§ Tâche à réaliser
D'après l'extrait sur les missionnaires en Acadie, indiquez l'endroit où Le Loutre se retira avec ses sauvages.

§ Extrait du document
☆ ☆ ☆ ☆

Maillard, jusqu’à la dispersion, n’exerça son ministère que dans l’Île de Cap Breton, laquelle appartenait à la France ; Germain fut missionnaire chez les sauvages Malécites, dans le haut de la Rivière Saint-Jean ; Le Guerne, chez les Sauvages de la Côte Nord de la Baie de Fundy ; il desservait en même temps les quelques Acadiens disséminés le long de ces côtes. Le Loutre, il est vrai, fut longtemps missionnaire chez les Micmacs de la rivière Shubénacadie, en Acadie ; mais il ne fit jamais rien alors pour troubler la paix. Lorsqu’il se décida à adopter une autre ligne de conduite, il se retira avec ses sauvages à la Baie Verte, en territoire français. Tous ces missionnaires se trouvaient, par conséquent, sur un territoire réclamé et occupé par la France ; et leur patriotisme, si ardent qu’il fût, était justifiable et même honorable. Si leurs actions ne le furent pas, alors, qu’on les condamne. Et c’est par ce que celles de Le Loutre ne l’ont pas été, que nous les qualifions avec la sévérité qu’elles méritent. Mais il est souverainement injuste à leur égard de laisser le public sous l’impression que ces missionnaires étaient accrédités auprès de leurs compatriotes de l’Acadie anglaise ; ce qui changerait les choses, et rendrait blâmable un sentiment honorable, ou donnerait un caractère odieux à un acte simplement digne de blâme[8].

☆ ☆ ☆ ☆

§ Données
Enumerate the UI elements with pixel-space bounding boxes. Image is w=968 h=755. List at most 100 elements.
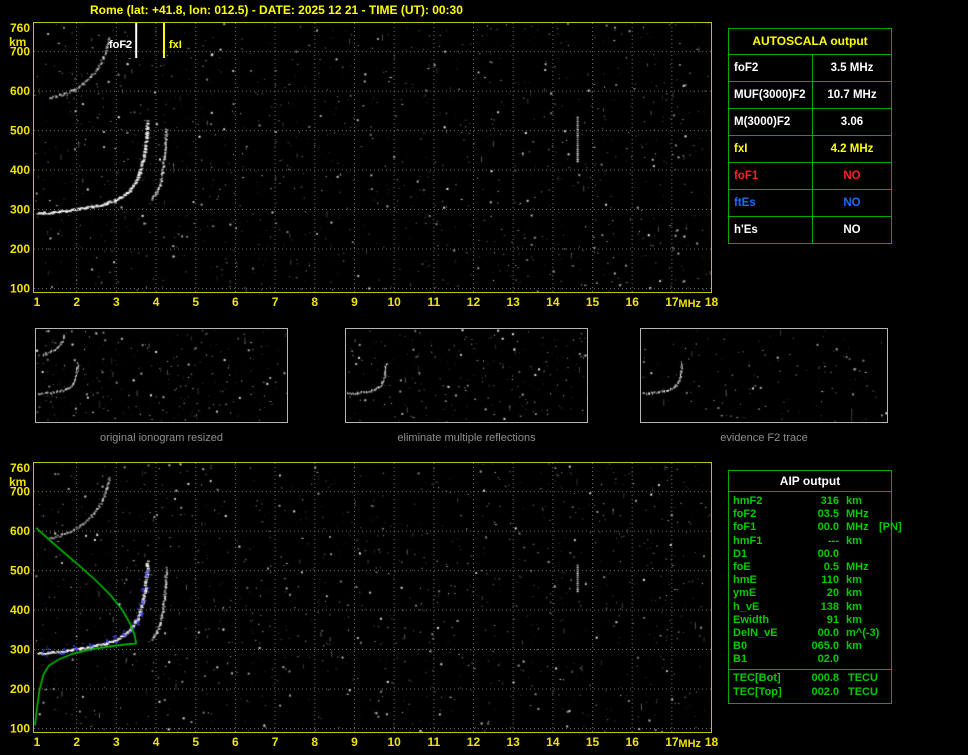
x-axis-tick-label: 11 bbox=[427, 295, 440, 309]
x-axis-tick-label: 14 bbox=[546, 295, 560, 309]
aip-row-foF2: foF203.5MHz bbox=[729, 508, 891, 521]
aip-row-foE: foE0.5MHz bbox=[729, 561, 891, 574]
x-axis-tick-label: 2 bbox=[73, 735, 80, 749]
x-axis-tick-label: 6 bbox=[232, 295, 239, 309]
autoscala-row-fxI: fxI4.2 MHz bbox=[729, 136, 891, 163]
aip-separator-line bbox=[729, 669, 891, 670]
aip-cell: km bbox=[839, 640, 879, 653]
marker-label-foF2: foF2 bbox=[109, 39, 132, 51]
y-axis-tick-label: 300 bbox=[10, 643, 30, 657]
autoscala-param-label: fxI bbox=[729, 136, 813, 162]
aip-cell: 00.0 bbox=[795, 548, 839, 561]
aip-cell bbox=[839, 548, 879, 561]
aip-cell: MHz bbox=[839, 561, 879, 574]
autoscala-param-value: NO bbox=[813, 163, 891, 189]
aip-row-Ewidth: Ewidth91km bbox=[729, 614, 891, 627]
x-axis-tick-label: 16 bbox=[626, 735, 640, 749]
aip-cell: 02.0 bbox=[795, 653, 839, 666]
aip-cell bbox=[879, 495, 887, 508]
x-axis-tick-label: 13 bbox=[506, 295, 520, 309]
aip-cell: m^(-3) bbox=[839, 627, 879, 640]
y-axis-tick-label: 100 bbox=[10, 721, 30, 735]
y-axis-tick-label: 200 bbox=[10, 242, 30, 256]
aip-cell: MHz bbox=[839, 508, 879, 521]
aip-tec-rows: TEC[Bot]000.8TECUTEC[Top]002.0TECU bbox=[729, 672, 891, 698]
aip-cell bbox=[879, 653, 887, 666]
aip-cell: --- bbox=[795, 535, 839, 548]
autoscala-row-ftEs: ftEsNO bbox=[729, 190, 891, 217]
x-axis-unit-label: MHz bbox=[678, 298, 701, 310]
x-axis-tick-label: 3 bbox=[113, 735, 120, 749]
autoscala-row-foF1: foF1NO bbox=[729, 163, 891, 190]
thumbnail-evidence-f2 bbox=[640, 328, 888, 423]
aip-cell bbox=[879, 548, 887, 561]
x-axis-tick-label: 14 bbox=[546, 735, 560, 749]
aip-cell: 91 bbox=[795, 614, 839, 627]
x-axis-tick-label: 13 bbox=[506, 735, 520, 749]
x-axis-tick-label: 8 bbox=[311, 735, 318, 749]
x-axis-tick-label: 10 bbox=[387, 735, 401, 749]
x-axis-tick-label: 6 bbox=[232, 735, 239, 749]
x-axis-tick-label: 9 bbox=[351, 295, 358, 309]
aip-cell bbox=[879, 535, 887, 548]
aip-cell bbox=[879, 574, 887, 587]
aip-cell bbox=[879, 614, 887, 627]
y-axis-tick-label: 400 bbox=[10, 603, 30, 617]
y-axis-tick-label: 100 bbox=[10, 281, 30, 295]
aip-cell: h_vE bbox=[733, 601, 795, 614]
ionogram-plot-top: 760700600500400300200100km12345678910111… bbox=[0, 14, 720, 314]
aip-row-hmF1: hmF1---km bbox=[729, 535, 891, 548]
autoscala-param-value: NO bbox=[813, 217, 891, 243]
autoscala-output-table: AUTOSCALA output foF23.5 MHzMUF(3000)F21… bbox=[728, 28, 892, 244]
ionogram-axes-top: 760700600500400300200100km12345678910111… bbox=[0, 14, 720, 314]
y-axis-unit-label: km bbox=[9, 475, 26, 489]
autoscala-param-label: foF2 bbox=[729, 55, 813, 81]
thumbnail-canvas-original bbox=[36, 329, 287, 422]
autoscala-param-value: 3.5 MHz bbox=[813, 55, 891, 81]
y-axis-tick-label: 500 bbox=[10, 564, 30, 578]
aip-cell: TEC[Bot] bbox=[733, 672, 791, 685]
autoscala-row-foF2: foF23.5 MHz bbox=[729, 55, 891, 82]
aip-cell: 316 bbox=[795, 495, 839, 508]
autoscala-param-label: MUF(3000)F2 bbox=[729, 82, 813, 108]
x-axis-tick-label: 8 bbox=[311, 295, 318, 309]
aip-output-table: AIP output hmF2316kmfoF203.5MHzfoF100.0M… bbox=[728, 470, 892, 704]
x-axis-tick-label: 5 bbox=[192, 735, 199, 749]
aip-cell: km bbox=[839, 601, 879, 614]
x-axis-tick-label: 4 bbox=[153, 735, 160, 749]
autoscala-row-M(3000)F2: M(3000)F23.06 bbox=[729, 109, 891, 136]
autoscala-param-value: 10.7 MHz bbox=[813, 82, 891, 108]
thumbnail-caption-original: original ionogram resized bbox=[35, 432, 288, 444]
x-axis-unit-label: MHz bbox=[678, 738, 701, 750]
aip-cell bbox=[879, 640, 887, 653]
aip-cell bbox=[879, 587, 887, 600]
y-axis-tick-label: 760 bbox=[10, 21, 30, 35]
aip-row-foF1: foF100.0MHz[PN] bbox=[729, 521, 891, 534]
x-axis-tick-label: 12 bbox=[467, 735, 481, 749]
x-axis-tick-label: 7 bbox=[272, 735, 279, 749]
aip-cell bbox=[879, 601, 887, 614]
aip-row-hmE: hmE110km bbox=[729, 574, 891, 587]
aip-cell bbox=[879, 508, 887, 521]
y-axis-tick-label: 300 bbox=[10, 203, 30, 217]
aip-cell: DelN_vE bbox=[733, 627, 795, 640]
aip-cell: foF1 bbox=[733, 521, 795, 534]
aip-row-h_vE: h_vE138km bbox=[729, 601, 891, 614]
autoscala-table-title: AUTOSCALA output bbox=[729, 29, 891, 55]
thumbnail-eliminate-reflections bbox=[345, 328, 588, 423]
aip-cell bbox=[879, 627, 887, 640]
x-axis-tick-label: 18 bbox=[705, 735, 719, 749]
aip-table-rows: hmF2316kmfoF203.5MHzfoF100.0MHz[PN]hmF1-… bbox=[729, 495, 891, 666]
aip-cell: ymE bbox=[733, 587, 795, 600]
autoscala-param-label: M(3000)F2 bbox=[729, 109, 813, 135]
aip-row-ymE: ymE20km bbox=[729, 587, 891, 600]
ionogram-plot-bottom: 760700600500400300200100km12345678910111… bbox=[0, 454, 720, 754]
autoscala-param-value: 3.06 bbox=[813, 109, 891, 135]
aip-row-DelN_vE: DelN_vE00.0m^(-3) bbox=[729, 627, 891, 640]
y-axis-tick-label: 760 bbox=[10, 461, 30, 475]
x-axis-tick-label: 11 bbox=[427, 735, 440, 749]
aip-cell: TEC[Top] bbox=[733, 686, 791, 699]
aip-cell: km bbox=[839, 495, 879, 508]
aip-row-B0: B0065.0km bbox=[729, 640, 891, 653]
aip-cell: 138 bbox=[795, 601, 839, 614]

☆ ☆ ☆ ☆

§ Réponse à l'exercice
Il se retira avec ses sauvages à la Baie Verte, en territoire français.